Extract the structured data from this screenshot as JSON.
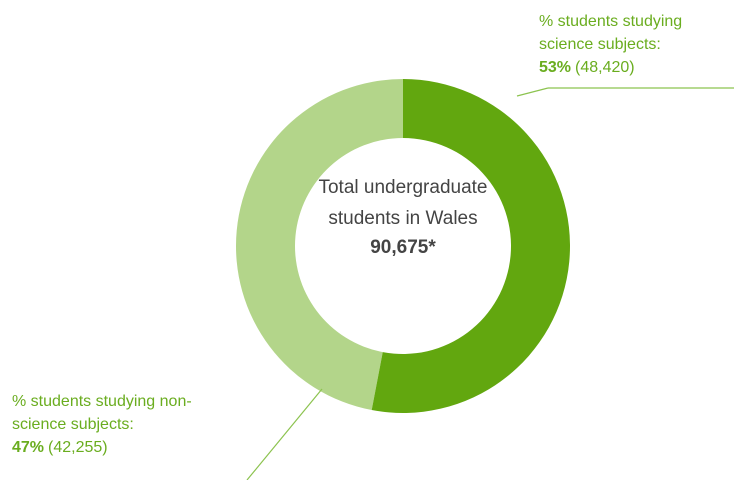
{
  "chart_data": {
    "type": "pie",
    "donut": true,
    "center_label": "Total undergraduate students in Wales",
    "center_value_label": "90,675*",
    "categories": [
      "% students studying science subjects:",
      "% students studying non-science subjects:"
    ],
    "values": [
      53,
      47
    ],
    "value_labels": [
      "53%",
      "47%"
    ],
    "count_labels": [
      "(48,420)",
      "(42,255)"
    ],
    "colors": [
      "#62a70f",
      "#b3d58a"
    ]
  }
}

++++++++

# [Problem]
Set the entries down again exactly. Do not include the images.

# [Task response]
Extract the structured data from this screenshot as JSON.
{
  "chart_data": {
    "type": "pie",
    "donut": true,
    "center_label": "Total undergraduate students in Wales",
    "center_value_label": "90,675*",
    "categories": [
      "% students studying science subjects:",
      "% students studying non-science subjects:"
    ],
    "values": [
      53,
      47
    ],
    "value_labels": [
      "53%",
      "47%"
    ],
    "count_labels": [
      "(48,420)",
      "(42,255)"
    ],
    "colors": [
      "#62a70f",
      "#b3d58a"
    ]
  }
}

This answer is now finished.